* _LISTED ENTRIES_
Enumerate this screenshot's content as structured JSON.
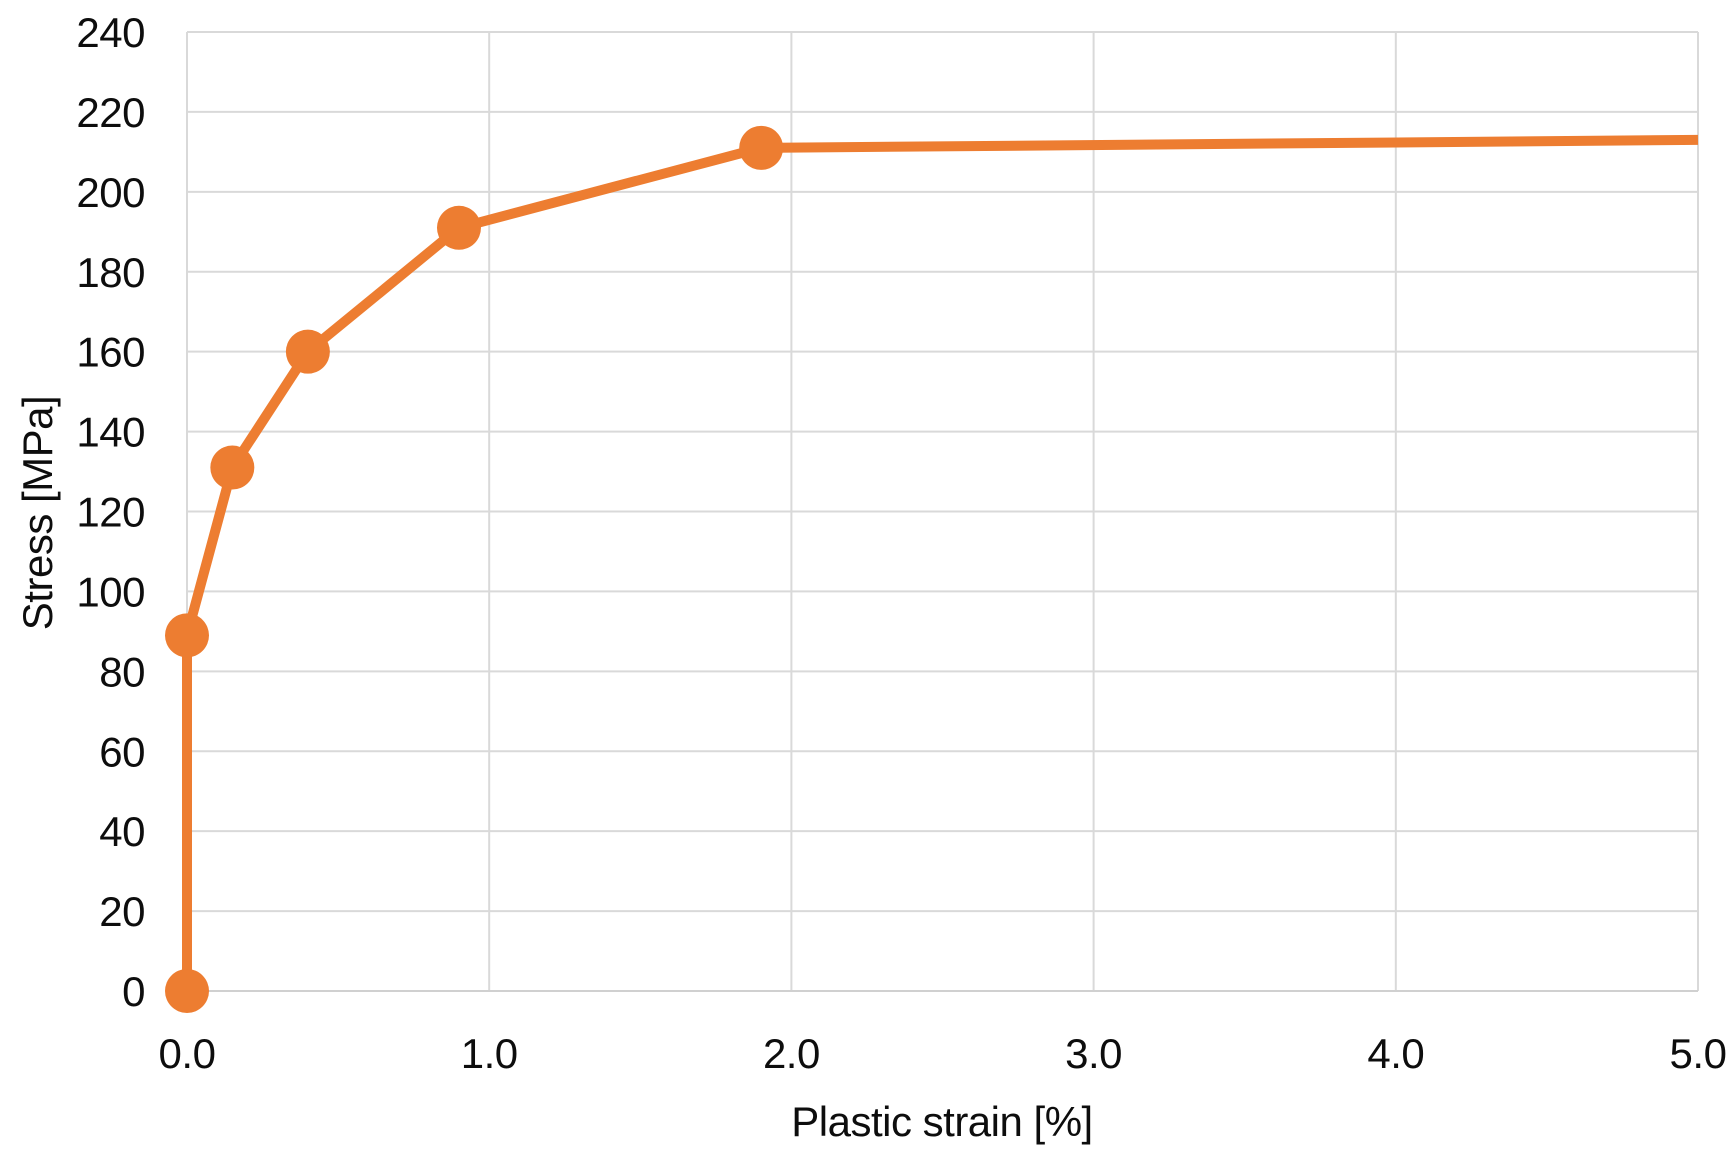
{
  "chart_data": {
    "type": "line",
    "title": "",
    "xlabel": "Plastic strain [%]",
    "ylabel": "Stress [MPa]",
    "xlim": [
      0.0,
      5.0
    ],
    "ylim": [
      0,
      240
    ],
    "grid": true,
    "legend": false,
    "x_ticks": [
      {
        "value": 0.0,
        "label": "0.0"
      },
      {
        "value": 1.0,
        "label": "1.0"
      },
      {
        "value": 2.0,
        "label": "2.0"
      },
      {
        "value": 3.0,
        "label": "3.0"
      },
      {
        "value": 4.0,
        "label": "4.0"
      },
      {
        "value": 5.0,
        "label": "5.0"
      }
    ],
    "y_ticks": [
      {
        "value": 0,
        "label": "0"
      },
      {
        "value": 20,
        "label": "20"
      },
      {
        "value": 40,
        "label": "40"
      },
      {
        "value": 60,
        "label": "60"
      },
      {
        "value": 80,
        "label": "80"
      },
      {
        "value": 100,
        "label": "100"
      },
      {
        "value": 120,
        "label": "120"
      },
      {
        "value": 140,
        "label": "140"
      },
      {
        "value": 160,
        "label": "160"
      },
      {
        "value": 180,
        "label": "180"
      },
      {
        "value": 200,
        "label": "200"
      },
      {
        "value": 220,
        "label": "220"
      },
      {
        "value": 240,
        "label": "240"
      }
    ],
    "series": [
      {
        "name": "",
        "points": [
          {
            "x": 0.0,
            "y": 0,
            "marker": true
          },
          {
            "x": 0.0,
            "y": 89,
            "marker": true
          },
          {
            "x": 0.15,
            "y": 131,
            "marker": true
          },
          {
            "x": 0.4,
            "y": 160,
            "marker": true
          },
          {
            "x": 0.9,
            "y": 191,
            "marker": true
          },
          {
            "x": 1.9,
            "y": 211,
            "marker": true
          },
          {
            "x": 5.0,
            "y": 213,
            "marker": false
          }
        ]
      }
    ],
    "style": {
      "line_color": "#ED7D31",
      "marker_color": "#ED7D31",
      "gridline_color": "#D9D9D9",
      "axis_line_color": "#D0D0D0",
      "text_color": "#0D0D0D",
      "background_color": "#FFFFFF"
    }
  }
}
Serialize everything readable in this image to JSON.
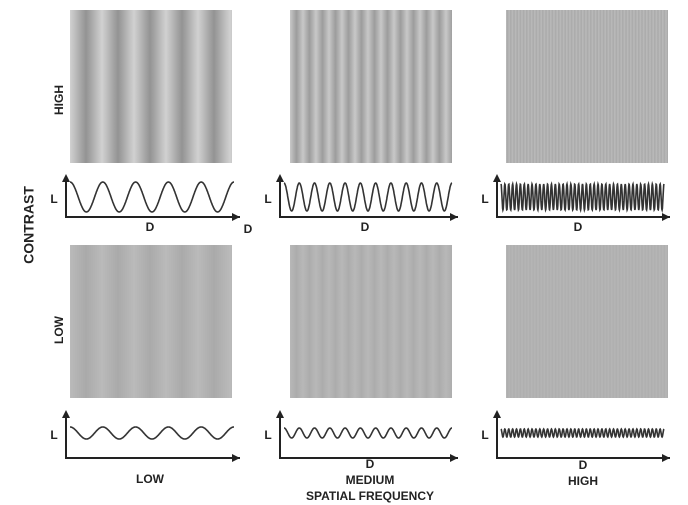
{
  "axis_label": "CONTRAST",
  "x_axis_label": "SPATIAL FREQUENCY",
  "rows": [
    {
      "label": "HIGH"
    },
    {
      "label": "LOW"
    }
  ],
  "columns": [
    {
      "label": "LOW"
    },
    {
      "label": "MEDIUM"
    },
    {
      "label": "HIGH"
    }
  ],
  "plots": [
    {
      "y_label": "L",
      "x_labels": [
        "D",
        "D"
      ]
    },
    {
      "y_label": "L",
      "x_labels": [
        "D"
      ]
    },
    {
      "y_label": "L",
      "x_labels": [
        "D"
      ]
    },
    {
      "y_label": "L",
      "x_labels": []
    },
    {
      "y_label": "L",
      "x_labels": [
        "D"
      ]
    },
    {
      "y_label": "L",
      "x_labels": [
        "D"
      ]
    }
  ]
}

* _EXERCISE PROMPT_
Using the data above, write out every line exactly, leaving the images behind.

* _RESULT OF THIS EXERCISE_
Enumerate this screenshot's content as structured JSON.
{
  "chart_data": {
    "type": "line",
    "title": "",
    "xlabel": "Plastic strain [%]",
    "ylabel": "Stress [MPa]",
    "xlim": [
      0.0,
      5.0
    ],
    "ylim": [
      0,
      240
    ],
    "grid": true,
    "legend": false,
    "x_ticks": [
      {
        "value": 0.0,
        "label": "0.0"
      },
      {
        "value": 1.0,
        "label": "1.0"
      },
      {
        "value": 2.0,
        "label": "2.0"
      },
      {
        "value": 3.0,
        "label": "3.0"
      },
      {
        "value": 4.0,
        "label": "4.0"
      },
      {
        "value": 5.0,
        "label": "5.0"
      }
    ],
    "y_ticks": [
      {
        "value": 0,
        "label": "0"
      },
      {
        "value": 20,
        "label": "20"
      },
      {
        "value": 40,
        "label": "40"
      },
      {
        "value": 60,
        "label": "60"
      },
      {
        "value": 80,
        "label": "80"
      },
      {
        "value": 100,
        "label": "100"
      },
      {
        "value": 120,
        "label": "120"
      },
      {
        "value": 140,
        "label": "140"
      },
      {
        "value": 160,
        "label": "160"
      },
      {
        "value": 180,
        "label": "180"
      },
      {
        "value": 200,
        "label": "200"
      },
      {
        "value": 220,
        "label": "220"
      },
      {
        "value": 240,
        "label": "240"
      }
    ],
    "series": [
      {
        "name": "",
        "points": [
          {
            "x": 0.0,
            "y": 0,
            "marker": true
          },
          {
            "x": 0.0,
            "y": 89,
            "marker": true
          },
          {
            "x": 0.15,
            "y": 131,
            "marker": true
          },
          {
            "x": 0.4,
            "y": 160,
            "marker": true
          },
          {
            "x": 0.9,
            "y": 191,
            "marker": true
          },
          {
            "x": 1.9,
            "y": 211,
            "marker": true
          },
          {
            "x": 5.0,
            "y": 213,
            "marker": false
          }
        ]
      }
    ],
    "style": {
      "line_color": "#ED7D31",
      "marker_color": "#ED7D31",
      "gridline_color": "#D9D9D9",
      "axis_line_color": "#D0D0D0",
      "text_color": "#0D0D0D",
      "background_color": "#FFFFFF"
    }
  }
}
Serialize everything readable in this image to JSON.
{
  "axis_label": "CONTRAST",
  "x_axis_label": "SPATIAL FREQUENCY",
  "rows": [
    {
      "label": "HIGH"
    },
    {
      "label": "LOW"
    }
  ],
  "columns": [
    {
      "label": "LOW"
    },
    {
      "label": "MEDIUM"
    },
    {
      "label": "HIGH"
    }
  ],
  "plots": [
    {
      "y_label": "L",
      "x_labels": [
        "D",
        "D"
      ]
    },
    {
      "y_label": "L",
      "x_labels": [
        "D"
      ]
    },
    {
      "y_label": "L",
      "x_labels": [
        "D"
      ]
    },
    {
      "y_label": "L",
      "x_labels": []
    },
    {
      "y_label": "L",
      "x_labels": [
        "D"
      ]
    },
    {
      "y_label": "L",
      "x_labels": [
        "D"
      ]
    }
  ]
}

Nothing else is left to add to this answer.